— Task —
Copy out each line of the material in which the word "function" appears.

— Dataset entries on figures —
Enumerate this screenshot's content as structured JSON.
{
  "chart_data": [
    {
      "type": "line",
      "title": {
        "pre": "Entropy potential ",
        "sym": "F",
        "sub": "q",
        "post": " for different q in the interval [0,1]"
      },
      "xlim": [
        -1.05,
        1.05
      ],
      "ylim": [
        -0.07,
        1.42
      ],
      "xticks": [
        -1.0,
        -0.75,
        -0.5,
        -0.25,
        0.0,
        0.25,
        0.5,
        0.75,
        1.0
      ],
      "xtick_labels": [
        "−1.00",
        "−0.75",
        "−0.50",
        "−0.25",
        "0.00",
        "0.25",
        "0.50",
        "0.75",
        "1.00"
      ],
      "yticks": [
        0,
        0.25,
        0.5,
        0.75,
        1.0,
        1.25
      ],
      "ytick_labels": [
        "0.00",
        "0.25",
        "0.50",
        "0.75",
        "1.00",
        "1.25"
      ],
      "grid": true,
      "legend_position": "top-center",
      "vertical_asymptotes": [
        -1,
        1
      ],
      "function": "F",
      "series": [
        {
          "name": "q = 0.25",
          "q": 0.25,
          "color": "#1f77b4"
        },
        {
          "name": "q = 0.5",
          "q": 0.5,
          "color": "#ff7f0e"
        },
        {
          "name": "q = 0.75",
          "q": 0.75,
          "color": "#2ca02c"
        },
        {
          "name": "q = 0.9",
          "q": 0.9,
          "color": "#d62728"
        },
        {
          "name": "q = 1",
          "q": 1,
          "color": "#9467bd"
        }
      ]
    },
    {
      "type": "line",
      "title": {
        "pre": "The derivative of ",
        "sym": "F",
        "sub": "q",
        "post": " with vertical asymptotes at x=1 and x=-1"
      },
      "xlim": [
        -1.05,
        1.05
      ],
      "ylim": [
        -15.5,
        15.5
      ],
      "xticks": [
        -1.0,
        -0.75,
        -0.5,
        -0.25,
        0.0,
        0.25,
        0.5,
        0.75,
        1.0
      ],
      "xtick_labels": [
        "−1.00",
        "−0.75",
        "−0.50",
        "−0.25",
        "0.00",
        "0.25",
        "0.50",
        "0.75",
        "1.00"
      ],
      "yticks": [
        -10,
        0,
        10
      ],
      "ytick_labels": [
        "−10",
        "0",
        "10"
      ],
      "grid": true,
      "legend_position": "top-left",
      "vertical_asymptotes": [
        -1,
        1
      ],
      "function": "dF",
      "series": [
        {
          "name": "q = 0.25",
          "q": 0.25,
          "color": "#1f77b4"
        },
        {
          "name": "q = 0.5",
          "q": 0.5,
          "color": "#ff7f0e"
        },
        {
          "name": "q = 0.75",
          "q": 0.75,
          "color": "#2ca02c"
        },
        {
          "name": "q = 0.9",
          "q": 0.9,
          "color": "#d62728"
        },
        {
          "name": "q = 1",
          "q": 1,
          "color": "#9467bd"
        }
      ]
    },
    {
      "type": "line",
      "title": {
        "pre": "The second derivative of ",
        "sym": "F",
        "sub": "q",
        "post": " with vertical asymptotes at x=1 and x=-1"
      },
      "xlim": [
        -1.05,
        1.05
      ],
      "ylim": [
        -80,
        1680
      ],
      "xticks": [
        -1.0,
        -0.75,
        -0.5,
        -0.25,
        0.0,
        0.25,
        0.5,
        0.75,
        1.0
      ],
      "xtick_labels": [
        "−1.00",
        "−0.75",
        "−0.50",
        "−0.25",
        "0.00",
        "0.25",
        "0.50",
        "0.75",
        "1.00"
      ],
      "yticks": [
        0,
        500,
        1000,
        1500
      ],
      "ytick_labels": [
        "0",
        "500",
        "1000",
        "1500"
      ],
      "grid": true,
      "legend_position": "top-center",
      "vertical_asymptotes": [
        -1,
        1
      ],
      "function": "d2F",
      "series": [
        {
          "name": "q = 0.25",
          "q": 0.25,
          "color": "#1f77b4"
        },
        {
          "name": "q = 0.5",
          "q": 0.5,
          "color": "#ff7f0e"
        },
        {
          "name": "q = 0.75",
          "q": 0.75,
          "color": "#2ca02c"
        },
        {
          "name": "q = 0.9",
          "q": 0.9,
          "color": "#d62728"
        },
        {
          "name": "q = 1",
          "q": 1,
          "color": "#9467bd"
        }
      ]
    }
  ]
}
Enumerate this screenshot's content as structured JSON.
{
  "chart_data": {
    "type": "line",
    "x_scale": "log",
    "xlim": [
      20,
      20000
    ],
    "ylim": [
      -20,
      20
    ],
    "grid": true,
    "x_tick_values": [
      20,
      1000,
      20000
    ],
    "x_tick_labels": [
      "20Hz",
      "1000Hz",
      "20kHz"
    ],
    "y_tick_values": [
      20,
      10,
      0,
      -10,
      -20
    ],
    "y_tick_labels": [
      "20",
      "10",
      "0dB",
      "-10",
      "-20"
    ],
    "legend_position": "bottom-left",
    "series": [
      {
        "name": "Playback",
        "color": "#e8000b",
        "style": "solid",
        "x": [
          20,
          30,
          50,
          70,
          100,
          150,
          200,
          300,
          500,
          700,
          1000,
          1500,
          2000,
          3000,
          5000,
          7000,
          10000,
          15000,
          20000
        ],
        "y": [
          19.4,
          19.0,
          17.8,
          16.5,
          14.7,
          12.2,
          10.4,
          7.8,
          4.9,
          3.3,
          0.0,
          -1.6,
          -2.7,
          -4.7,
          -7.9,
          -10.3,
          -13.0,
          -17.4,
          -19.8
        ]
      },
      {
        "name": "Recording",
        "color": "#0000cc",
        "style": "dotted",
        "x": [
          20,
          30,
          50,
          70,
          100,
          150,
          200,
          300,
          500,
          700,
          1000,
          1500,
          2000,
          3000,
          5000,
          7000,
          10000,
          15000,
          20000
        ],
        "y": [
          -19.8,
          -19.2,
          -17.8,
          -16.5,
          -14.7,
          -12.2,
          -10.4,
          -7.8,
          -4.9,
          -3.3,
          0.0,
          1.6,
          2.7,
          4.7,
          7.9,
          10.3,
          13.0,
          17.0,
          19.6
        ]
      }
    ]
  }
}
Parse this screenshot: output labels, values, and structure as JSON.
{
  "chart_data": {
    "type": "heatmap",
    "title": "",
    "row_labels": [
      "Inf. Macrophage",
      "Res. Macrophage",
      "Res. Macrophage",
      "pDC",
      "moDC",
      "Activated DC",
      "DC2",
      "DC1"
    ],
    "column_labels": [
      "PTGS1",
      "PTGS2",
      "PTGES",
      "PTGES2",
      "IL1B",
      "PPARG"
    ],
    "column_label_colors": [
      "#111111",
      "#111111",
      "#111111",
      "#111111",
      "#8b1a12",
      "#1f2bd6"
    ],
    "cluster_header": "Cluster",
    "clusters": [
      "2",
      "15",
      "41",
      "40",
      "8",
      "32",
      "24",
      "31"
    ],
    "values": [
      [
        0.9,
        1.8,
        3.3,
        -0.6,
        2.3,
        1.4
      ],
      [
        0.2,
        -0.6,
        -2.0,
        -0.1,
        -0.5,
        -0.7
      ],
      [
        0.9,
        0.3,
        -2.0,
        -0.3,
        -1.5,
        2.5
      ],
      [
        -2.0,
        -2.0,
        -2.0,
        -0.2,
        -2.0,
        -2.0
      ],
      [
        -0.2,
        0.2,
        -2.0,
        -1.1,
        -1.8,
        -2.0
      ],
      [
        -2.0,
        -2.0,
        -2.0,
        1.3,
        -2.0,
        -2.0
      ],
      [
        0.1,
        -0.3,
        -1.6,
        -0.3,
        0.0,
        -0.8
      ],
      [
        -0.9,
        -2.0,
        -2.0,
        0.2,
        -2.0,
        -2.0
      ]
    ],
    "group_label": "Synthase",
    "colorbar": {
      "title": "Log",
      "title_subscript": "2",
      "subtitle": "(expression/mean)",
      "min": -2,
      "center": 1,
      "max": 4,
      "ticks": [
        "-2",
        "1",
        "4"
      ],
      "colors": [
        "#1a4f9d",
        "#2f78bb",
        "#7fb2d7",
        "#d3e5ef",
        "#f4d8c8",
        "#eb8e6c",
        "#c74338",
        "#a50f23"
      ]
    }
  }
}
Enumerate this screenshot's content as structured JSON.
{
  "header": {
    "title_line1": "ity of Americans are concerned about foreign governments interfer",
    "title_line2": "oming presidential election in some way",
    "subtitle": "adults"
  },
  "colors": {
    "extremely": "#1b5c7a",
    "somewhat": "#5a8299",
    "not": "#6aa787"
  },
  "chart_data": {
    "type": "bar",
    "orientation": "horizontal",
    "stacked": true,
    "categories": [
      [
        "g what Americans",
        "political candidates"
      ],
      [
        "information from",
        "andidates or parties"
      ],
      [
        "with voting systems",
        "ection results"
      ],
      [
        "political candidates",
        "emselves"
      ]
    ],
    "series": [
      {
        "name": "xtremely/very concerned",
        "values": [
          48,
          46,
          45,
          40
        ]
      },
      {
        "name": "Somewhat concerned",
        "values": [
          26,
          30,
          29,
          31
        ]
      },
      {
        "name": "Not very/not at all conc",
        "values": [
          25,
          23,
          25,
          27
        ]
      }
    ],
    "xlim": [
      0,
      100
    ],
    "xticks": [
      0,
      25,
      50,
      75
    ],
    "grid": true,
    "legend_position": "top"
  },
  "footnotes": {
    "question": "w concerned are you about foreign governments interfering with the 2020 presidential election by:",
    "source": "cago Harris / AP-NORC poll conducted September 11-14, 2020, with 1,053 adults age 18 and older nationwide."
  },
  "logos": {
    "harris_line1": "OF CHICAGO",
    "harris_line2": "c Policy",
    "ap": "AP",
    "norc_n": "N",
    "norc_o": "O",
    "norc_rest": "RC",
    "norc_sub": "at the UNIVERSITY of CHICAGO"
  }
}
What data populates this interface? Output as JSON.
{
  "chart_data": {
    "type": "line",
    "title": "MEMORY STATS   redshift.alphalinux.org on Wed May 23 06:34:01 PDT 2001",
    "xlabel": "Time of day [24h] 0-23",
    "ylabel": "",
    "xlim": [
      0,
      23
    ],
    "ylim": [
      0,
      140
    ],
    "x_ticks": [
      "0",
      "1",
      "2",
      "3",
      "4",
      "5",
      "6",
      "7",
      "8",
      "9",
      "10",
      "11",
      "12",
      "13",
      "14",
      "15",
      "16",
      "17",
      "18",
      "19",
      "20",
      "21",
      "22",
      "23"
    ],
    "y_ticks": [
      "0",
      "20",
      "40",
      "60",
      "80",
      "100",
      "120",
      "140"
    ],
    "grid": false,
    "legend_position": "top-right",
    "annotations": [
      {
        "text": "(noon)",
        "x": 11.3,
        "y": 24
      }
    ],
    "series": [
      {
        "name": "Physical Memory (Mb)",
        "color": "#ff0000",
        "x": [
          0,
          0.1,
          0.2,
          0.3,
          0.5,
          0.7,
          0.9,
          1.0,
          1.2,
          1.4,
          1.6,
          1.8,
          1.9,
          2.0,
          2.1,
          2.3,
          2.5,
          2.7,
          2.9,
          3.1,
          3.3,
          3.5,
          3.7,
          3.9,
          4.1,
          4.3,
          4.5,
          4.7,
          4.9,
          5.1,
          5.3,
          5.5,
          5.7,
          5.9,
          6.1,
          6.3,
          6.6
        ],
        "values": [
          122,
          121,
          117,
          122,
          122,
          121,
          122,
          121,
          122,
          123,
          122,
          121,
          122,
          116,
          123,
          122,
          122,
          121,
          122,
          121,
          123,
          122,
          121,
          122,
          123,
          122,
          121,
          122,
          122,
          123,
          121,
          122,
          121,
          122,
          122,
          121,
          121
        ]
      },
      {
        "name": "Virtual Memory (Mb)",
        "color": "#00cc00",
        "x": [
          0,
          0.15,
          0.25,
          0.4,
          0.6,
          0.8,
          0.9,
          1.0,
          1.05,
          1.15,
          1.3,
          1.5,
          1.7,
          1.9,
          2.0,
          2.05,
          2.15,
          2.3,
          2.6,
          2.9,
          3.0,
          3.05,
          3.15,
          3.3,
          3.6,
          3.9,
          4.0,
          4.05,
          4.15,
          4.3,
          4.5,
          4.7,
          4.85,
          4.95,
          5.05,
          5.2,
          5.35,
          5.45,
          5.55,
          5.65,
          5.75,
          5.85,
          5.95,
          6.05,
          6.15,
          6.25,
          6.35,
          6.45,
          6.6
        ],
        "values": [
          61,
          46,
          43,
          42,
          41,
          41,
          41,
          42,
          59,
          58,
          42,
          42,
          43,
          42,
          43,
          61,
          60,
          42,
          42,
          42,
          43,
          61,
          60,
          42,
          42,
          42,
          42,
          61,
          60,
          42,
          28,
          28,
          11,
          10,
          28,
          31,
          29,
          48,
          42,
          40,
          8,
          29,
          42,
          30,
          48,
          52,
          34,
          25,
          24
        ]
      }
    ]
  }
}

— Finished task —
      "function": "F",
      "function": "dF",
      "function": "d2F",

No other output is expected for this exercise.